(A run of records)
Start
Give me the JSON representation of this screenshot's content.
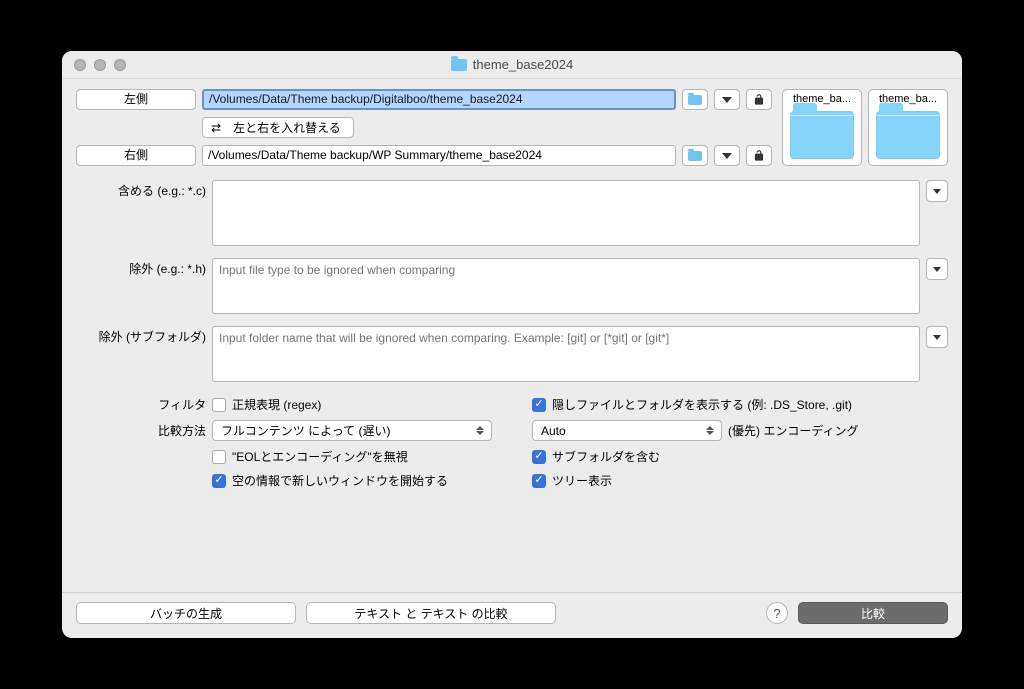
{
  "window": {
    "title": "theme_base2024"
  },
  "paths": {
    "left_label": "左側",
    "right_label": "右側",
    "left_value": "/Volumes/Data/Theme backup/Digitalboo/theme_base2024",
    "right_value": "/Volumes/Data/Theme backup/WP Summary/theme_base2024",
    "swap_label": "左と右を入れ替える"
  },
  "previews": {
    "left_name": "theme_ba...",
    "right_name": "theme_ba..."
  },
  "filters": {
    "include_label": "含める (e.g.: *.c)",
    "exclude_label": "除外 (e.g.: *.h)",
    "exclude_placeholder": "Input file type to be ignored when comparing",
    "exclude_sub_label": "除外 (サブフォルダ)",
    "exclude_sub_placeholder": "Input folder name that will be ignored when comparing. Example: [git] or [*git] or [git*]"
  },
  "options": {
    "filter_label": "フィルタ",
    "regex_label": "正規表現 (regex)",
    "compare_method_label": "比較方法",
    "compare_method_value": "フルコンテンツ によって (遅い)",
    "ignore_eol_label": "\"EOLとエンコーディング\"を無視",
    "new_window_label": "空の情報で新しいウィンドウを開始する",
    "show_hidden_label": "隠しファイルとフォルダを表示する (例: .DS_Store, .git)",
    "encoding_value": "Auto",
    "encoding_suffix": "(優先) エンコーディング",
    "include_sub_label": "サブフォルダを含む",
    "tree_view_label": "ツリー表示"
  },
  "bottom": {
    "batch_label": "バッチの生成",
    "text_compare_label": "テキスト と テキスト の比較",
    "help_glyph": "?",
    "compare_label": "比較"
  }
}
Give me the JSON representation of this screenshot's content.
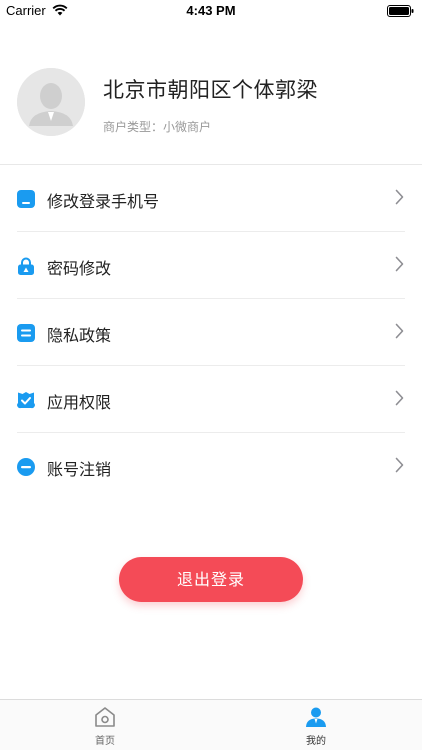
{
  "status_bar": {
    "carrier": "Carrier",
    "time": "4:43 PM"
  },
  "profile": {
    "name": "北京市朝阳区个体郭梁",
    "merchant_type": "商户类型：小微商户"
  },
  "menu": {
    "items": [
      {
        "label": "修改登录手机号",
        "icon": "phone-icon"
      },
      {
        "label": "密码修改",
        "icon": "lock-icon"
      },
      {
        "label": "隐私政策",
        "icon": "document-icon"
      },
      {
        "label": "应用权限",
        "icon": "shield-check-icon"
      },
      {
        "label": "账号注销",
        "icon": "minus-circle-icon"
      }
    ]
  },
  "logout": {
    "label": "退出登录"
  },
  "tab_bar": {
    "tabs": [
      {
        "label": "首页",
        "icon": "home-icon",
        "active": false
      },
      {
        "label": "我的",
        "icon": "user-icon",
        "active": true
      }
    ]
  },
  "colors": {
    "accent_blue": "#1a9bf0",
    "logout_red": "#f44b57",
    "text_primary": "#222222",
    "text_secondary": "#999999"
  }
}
End
> WHAT IS NEEDED
Quote every record above exactly, omitting any pictures they contain.

> SOLUTION
Give me the JSON representation of this screenshot's content.
{
  "window": {
    "title": "theme_base2024"
  },
  "paths": {
    "left_label": "左側",
    "right_label": "右側",
    "left_value": "/Volumes/Data/Theme backup/Digitalboo/theme_base2024",
    "right_value": "/Volumes/Data/Theme backup/WP Summary/theme_base2024",
    "swap_label": "左と右を入れ替える"
  },
  "previews": {
    "left_name": "theme_ba...",
    "right_name": "theme_ba..."
  },
  "filters": {
    "include_label": "含める (e.g.: *.c)",
    "exclude_label": "除外 (e.g.: *.h)",
    "exclude_placeholder": "Input file type to be ignored when comparing",
    "exclude_sub_label": "除外 (サブフォルダ)",
    "exclude_sub_placeholder": "Input folder name that will be ignored when comparing. Example: [git] or [*git] or [git*]"
  },
  "options": {
    "filter_label": "フィルタ",
    "regex_label": "正規表現 (regex)",
    "compare_method_label": "比較方法",
    "compare_method_value": "フルコンテンツ によって (遅い)",
    "ignore_eol_label": "\"EOLとエンコーディング\"を無視",
    "new_window_label": "空の情報で新しいウィンドウを開始する",
    "show_hidden_label": "隠しファイルとフォルダを表示する (例: .DS_Store, .git)",
    "encoding_value": "Auto",
    "encoding_suffix": "(優先) エンコーディング",
    "include_sub_label": "サブフォルダを含む",
    "tree_view_label": "ツリー表示"
  },
  "bottom": {
    "batch_label": "バッチの生成",
    "text_compare_label": "テキスト と テキスト の比較",
    "help_glyph": "?",
    "compare_label": "比較"
  }
}
Give me the JSON representation of this screenshot's content.
{
  "status_bar": {
    "carrier": "Carrier",
    "time": "4:43 PM"
  },
  "profile": {
    "name": "北京市朝阳区个体郭梁",
    "merchant_type": "商户类型：小微商户"
  },
  "menu": {
    "items": [
      {
        "label": "修改登录手机号",
        "icon": "phone-icon"
      },
      {
        "label": "密码修改",
        "icon": "lock-icon"
      },
      {
        "label": "隐私政策",
        "icon": "document-icon"
      },
      {
        "label": "应用权限",
        "icon": "shield-check-icon"
      },
      {
        "label": "账号注销",
        "icon": "minus-circle-icon"
      }
    ]
  },
  "logout": {
    "label": "退出登录"
  },
  "tab_bar": {
    "tabs": [
      {
        "label": "首页",
        "icon": "home-icon",
        "active": false
      },
      {
        "label": "我的",
        "icon": "user-icon",
        "active": true
      }
    ]
  },
  "colors": {
    "accent_blue": "#1a9bf0",
    "logout_red": "#f44b57",
    "text_primary": "#222222",
    "text_secondary": "#999999"
  }
}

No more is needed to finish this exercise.